> What you are asked to do:
How many lines of these entries hold the string "North"? Answer with the number alone.

> Input data:
◇ ◇ ◇ ◇ ◇ ◇ ◇
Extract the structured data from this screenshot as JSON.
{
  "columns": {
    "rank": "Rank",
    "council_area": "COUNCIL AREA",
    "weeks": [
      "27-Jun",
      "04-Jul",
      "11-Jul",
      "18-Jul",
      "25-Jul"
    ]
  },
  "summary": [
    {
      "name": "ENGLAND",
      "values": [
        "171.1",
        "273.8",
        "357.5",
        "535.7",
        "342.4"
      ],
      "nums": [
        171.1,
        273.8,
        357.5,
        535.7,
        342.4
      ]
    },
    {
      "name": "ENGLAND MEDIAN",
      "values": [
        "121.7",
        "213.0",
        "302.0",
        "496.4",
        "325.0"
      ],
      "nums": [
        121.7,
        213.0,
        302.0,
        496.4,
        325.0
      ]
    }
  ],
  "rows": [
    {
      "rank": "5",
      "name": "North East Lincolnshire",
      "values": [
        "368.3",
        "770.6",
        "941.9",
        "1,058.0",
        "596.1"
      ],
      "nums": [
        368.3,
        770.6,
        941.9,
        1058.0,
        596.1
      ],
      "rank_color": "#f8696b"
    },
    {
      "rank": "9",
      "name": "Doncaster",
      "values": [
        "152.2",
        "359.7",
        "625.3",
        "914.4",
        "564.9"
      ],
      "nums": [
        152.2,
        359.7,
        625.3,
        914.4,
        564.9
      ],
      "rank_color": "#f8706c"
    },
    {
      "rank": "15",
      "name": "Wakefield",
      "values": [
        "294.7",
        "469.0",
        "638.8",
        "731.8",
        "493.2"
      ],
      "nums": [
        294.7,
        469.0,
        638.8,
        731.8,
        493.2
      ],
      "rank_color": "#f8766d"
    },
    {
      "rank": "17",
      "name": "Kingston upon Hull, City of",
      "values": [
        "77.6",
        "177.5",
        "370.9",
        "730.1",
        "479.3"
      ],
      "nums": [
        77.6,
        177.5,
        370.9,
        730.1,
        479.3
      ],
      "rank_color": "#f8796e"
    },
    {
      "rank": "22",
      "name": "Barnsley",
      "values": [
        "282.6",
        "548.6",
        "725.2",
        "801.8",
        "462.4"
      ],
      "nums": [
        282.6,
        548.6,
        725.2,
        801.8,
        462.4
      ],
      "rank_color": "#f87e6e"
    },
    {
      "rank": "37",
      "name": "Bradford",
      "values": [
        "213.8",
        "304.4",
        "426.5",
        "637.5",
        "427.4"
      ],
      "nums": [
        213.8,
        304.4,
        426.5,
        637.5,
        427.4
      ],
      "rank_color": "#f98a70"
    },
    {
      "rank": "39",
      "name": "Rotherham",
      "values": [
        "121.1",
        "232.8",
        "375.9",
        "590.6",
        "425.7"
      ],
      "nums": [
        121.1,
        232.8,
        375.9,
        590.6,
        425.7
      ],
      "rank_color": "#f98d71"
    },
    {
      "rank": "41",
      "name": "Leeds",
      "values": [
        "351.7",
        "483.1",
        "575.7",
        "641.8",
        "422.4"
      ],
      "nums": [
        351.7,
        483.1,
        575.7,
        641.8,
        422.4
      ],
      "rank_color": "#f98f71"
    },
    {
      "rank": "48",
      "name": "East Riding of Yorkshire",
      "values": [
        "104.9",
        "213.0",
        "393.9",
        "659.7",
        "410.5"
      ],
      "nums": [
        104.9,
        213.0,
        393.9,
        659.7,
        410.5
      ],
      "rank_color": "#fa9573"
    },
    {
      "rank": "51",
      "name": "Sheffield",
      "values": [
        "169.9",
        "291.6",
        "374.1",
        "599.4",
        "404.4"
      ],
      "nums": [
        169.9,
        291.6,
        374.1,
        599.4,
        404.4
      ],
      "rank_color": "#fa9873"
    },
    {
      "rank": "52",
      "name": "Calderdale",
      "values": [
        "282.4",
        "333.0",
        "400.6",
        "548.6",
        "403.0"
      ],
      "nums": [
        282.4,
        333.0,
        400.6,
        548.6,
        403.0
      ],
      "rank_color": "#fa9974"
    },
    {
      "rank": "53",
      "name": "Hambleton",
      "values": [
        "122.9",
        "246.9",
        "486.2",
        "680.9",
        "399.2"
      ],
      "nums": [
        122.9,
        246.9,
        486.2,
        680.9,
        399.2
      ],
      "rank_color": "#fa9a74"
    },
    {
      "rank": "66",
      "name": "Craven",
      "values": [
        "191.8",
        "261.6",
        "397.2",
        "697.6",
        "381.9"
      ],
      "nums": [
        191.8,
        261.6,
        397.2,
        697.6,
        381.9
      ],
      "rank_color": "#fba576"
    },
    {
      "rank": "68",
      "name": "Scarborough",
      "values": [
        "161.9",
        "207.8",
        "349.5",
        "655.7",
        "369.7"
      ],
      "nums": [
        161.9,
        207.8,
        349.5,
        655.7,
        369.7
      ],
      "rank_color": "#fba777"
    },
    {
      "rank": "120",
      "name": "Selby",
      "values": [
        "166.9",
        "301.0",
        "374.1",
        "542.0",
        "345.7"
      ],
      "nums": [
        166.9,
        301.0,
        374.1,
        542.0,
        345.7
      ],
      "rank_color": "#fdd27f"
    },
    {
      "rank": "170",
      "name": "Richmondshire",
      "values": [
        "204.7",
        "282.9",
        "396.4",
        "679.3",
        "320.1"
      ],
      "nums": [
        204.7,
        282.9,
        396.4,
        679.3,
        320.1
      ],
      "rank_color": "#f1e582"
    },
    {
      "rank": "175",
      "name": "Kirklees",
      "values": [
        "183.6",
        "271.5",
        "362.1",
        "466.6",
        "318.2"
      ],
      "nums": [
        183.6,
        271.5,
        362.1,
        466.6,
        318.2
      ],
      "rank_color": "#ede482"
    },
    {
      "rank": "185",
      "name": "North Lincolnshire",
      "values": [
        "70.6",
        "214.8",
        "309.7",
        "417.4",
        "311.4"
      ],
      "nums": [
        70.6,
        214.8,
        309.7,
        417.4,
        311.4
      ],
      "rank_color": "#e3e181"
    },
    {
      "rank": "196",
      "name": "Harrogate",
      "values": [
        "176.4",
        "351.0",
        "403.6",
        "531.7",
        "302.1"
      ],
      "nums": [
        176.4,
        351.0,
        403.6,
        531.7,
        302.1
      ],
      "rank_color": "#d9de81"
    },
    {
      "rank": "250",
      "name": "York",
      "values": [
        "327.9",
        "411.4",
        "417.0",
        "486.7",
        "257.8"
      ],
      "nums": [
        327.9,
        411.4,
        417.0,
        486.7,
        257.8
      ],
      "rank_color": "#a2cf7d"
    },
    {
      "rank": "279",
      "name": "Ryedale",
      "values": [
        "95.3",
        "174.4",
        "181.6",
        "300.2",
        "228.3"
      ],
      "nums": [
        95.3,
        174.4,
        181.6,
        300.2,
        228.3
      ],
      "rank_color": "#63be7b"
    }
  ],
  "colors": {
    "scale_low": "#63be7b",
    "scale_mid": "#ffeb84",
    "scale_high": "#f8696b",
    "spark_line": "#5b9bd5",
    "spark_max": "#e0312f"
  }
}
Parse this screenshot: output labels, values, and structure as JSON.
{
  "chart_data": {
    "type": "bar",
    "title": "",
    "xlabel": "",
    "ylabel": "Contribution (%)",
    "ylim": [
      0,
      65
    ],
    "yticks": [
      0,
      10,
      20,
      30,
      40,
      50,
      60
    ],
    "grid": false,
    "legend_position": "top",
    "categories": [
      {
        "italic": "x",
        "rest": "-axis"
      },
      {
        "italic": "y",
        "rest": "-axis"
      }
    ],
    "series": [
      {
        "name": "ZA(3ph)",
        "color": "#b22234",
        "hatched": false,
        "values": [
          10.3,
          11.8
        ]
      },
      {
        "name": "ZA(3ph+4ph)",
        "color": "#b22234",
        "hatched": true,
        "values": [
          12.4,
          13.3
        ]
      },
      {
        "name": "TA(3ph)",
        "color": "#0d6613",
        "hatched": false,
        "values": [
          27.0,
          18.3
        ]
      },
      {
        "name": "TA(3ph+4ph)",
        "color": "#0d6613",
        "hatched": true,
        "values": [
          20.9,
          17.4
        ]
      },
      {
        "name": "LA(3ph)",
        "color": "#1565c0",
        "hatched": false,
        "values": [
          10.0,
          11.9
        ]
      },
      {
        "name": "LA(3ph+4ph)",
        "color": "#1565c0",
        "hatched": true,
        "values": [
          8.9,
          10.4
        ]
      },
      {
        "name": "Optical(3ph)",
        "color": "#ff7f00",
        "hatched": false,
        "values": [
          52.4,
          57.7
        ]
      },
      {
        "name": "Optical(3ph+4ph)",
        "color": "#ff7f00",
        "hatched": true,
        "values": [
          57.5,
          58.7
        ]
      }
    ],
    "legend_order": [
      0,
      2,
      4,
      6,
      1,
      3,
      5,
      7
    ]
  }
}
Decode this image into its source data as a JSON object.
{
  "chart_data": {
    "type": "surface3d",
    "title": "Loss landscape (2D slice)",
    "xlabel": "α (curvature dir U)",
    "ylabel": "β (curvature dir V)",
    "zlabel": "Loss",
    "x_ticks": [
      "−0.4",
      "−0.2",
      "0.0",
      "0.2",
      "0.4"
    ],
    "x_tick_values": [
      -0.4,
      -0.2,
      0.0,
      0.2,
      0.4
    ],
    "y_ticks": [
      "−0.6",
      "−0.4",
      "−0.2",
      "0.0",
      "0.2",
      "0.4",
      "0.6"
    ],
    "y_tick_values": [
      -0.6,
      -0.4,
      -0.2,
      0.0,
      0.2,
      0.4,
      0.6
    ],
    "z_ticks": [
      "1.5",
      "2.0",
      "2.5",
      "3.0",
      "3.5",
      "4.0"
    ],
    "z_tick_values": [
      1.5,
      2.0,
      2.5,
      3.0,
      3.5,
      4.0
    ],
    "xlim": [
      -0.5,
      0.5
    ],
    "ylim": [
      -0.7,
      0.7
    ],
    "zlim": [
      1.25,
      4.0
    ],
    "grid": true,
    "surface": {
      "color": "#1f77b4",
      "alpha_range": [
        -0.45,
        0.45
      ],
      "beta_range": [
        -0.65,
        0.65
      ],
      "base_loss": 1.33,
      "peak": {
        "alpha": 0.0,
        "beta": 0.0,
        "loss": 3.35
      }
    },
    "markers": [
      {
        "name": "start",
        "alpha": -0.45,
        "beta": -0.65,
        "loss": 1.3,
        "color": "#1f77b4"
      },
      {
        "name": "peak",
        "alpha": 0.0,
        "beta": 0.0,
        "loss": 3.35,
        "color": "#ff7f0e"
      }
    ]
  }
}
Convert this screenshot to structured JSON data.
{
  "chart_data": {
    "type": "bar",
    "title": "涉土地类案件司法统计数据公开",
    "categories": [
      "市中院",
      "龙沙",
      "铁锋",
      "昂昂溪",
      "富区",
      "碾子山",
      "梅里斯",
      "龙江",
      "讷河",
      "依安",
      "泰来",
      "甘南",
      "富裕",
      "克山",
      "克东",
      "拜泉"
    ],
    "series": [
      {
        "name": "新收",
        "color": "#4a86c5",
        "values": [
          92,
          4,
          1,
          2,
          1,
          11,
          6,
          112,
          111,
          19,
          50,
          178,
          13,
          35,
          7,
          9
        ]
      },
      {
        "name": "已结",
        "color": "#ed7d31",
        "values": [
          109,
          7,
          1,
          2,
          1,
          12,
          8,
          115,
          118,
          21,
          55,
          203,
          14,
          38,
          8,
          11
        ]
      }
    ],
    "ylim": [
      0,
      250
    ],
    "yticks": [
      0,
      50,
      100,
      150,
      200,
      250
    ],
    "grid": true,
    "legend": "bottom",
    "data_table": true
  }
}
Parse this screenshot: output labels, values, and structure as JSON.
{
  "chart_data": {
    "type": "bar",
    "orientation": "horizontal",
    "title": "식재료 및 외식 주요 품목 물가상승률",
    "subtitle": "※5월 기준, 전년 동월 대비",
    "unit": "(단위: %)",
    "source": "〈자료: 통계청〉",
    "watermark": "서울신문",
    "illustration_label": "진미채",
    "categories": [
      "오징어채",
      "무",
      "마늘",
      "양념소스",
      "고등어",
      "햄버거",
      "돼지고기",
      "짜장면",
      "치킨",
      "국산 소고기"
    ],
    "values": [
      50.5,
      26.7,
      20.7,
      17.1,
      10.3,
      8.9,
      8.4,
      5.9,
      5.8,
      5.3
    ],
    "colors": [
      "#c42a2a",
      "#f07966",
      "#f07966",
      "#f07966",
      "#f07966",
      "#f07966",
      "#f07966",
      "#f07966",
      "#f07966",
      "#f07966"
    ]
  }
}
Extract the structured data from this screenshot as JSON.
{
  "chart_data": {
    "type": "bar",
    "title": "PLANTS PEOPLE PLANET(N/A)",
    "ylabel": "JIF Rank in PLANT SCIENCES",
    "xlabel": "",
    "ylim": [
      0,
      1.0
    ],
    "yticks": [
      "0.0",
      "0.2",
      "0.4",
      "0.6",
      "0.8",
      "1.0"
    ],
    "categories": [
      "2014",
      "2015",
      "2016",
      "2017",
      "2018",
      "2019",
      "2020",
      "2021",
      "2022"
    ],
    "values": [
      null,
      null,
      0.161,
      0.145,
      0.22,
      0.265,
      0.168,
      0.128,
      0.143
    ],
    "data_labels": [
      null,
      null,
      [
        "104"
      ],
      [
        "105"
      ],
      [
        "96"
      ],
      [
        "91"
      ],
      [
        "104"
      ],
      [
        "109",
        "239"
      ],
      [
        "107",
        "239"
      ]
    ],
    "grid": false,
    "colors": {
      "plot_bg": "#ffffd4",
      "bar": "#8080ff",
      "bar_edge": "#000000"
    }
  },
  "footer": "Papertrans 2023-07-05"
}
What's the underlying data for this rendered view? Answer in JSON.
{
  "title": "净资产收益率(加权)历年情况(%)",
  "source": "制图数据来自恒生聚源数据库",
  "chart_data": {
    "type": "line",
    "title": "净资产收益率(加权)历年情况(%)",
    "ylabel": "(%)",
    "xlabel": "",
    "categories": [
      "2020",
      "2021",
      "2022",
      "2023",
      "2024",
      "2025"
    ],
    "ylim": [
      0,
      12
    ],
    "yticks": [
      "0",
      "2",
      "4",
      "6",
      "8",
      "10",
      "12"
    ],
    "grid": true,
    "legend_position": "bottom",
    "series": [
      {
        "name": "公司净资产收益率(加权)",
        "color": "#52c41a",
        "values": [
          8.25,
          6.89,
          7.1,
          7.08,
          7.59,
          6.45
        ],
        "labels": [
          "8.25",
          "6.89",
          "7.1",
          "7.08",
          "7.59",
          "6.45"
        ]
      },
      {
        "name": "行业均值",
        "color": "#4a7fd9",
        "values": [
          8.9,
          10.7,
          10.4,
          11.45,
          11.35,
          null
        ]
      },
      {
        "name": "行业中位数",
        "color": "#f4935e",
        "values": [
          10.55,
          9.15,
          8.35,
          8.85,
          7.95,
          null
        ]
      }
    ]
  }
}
◇ ◇ ◇ ◇ ◇ ◇ ◇
> Finished answer:
2